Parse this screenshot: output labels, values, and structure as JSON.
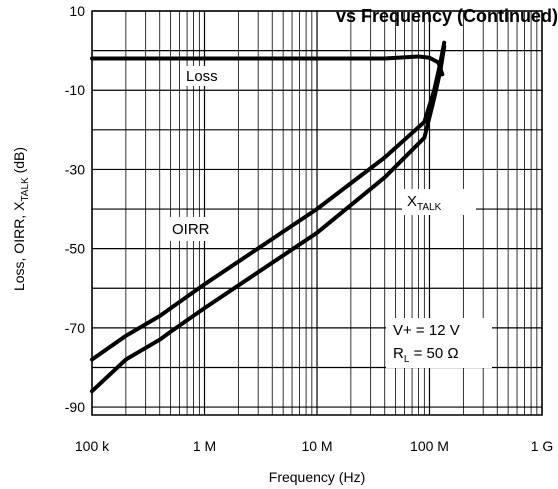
{
  "chart_data": {
    "type": "line",
    "title": "vs Frequency (Continued)",
    "xlabel": "Frequency (Hz)",
    "ylabel_main": "Loss, OIRR, X",
    "ylabel_sub": "TALK",
    "ylabel_unit": " (dB)",
    "x_scale": "log",
    "xlim": [
      100000,
      1000000000
    ],
    "ylim": [
      -92,
      10
    ],
    "grid": true,
    "x_ticks": [
      {
        "value": 100000,
        "label": "100 k"
      },
      {
        "value": 1000000,
        "label": "1 M"
      },
      {
        "value": 10000000,
        "label": "10 M"
      },
      {
        "value": 100000000,
        "label": "100 M"
      },
      {
        "value": 1000000000,
        "label": "1 G"
      }
    ],
    "y_ticks": [
      {
        "value": 10,
        "label": "10"
      },
      {
        "value": -10,
        "label": "-10"
      },
      {
        "value": -30,
        "label": "-30"
      },
      {
        "value": -50,
        "label": "-50"
      },
      {
        "value": -70,
        "label": "-70"
      },
      {
        "value": -90,
        "label": "-90"
      }
    ],
    "series": [
      {
        "name": "Loss",
        "x": [
          100000,
          1000000,
          10000000,
          40000000,
          80000000,
          100000000,
          120000000,
          130000000
        ],
        "y": [
          -2,
          -2,
          -2,
          -2,
          -1.5,
          -1.8,
          -3,
          -6
        ]
      },
      {
        "name": "OIRR",
        "x": [
          100000,
          200000,
          400000,
          1000000,
          10000000,
          40000000,
          90000000,
          110000000,
          125000000,
          135000000
        ],
        "y": [
          -78,
          -72,
          -67,
          -59,
          -40,
          -27,
          -18,
          -10,
          -3,
          2
        ]
      },
      {
        "name": "XTALK",
        "x": [
          100000,
          200000,
          400000,
          500000,
          1000000,
          10000000,
          40000000,
          90000000,
          110000000,
          125000000,
          135000000
        ],
        "y": [
          -86,
          -78,
          -73,
          -71,
          -65,
          -46,
          -32,
          -22,
          -12,
          -5,
          1
        ]
      }
    ],
    "annotations": {
      "loss": "Loss",
      "oirr": "OIRR",
      "xtalk_main": "X",
      "xtalk_sub": "TALK",
      "cond_vplus": "V+ = 12 V",
      "cond_rl_main": "R",
      "cond_rl_sub": "L",
      "cond_rl_rest": " = 50 Ω"
    }
  }
}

□ □ □

What is asked
Print each record exactly as it stands, leaving the images out.

Task result
Parse this screenshot: output labels, values, and structure as JSON.
{
  "chart_data": {
    "type": "line",
    "title": "vs Frequency (Continued)",
    "xlabel": "Frequency (Hz)",
    "ylabel_main": "Loss, OIRR, X",
    "ylabel_sub": "TALK",
    "ylabel_unit": " (dB)",
    "x_scale": "log",
    "xlim": [
      100000,
      1000000000
    ],
    "ylim": [
      -92,
      10
    ],
    "grid": true,
    "x_ticks": [
      {
        "value": 100000,
        "label": "100 k"
      },
      {
        "value": 1000000,
        "label": "1 M"
      },
      {
        "value": 10000000,
        "label": "10 M"
      },
      {
        "value": 100000000,
        "label": "100 M"
      },
      {
        "value": 1000000000,
        "label": "1 G"
      }
    ],
    "y_ticks": [
      {
        "value": 10,
        "label": "10"
      },
      {
        "value": -10,
        "label": "-10"
      },
      {
        "value": -30,
        "label": "-30"
      },
      {
        "value": -50,
        "label": "-50"
      },
      {
        "value": -70,
        "label": "-70"
      },
      {
        "value": -90,
        "label": "-90"
      }
    ],
    "series": [
      {
        "name": "Loss",
        "x": [
          100000,
          1000000,
          10000000,
          40000000,
          80000000,
          100000000,
          120000000,
          130000000
        ],
        "y": [
          -2,
          -2,
          -2,
          -2,
          -1.5,
          -1.8,
          -3,
          -6
        ]
      },
      {
        "name": "OIRR",
        "x": [
          100000,
          200000,
          400000,
          1000000,
          10000000,
          40000000,
          90000000,
          110000000,
          125000000,
          135000000
        ],
        "y": [
          -78,
          -72,
          -67,
          -59,
          -40,
          -27,
          -18,
          -10,
          -3,
          2
        ]
      },
      {
        "name": "XTALK",
        "x": [
          100000,
          200000,
          400000,
          500000,
          1000000,
          10000000,
          40000000,
          90000000,
          110000000,
          125000000,
          135000000
        ],
        "y": [
          -86,
          -78,
          -73,
          -71,
          -65,
          -46,
          -32,
          -22,
          -12,
          -5,
          1
        ]
      }
    ],
    "annotations": {
      "loss": "Loss",
      "oirr": "OIRR",
      "xtalk_main": "X",
      "xtalk_sub": "TALK",
      "cond_vplus": "V+ = 12 V",
      "cond_rl_main": "R",
      "cond_rl_sub": "L",
      "cond_rl_rest": " = 50 Ω"
    }
  }
}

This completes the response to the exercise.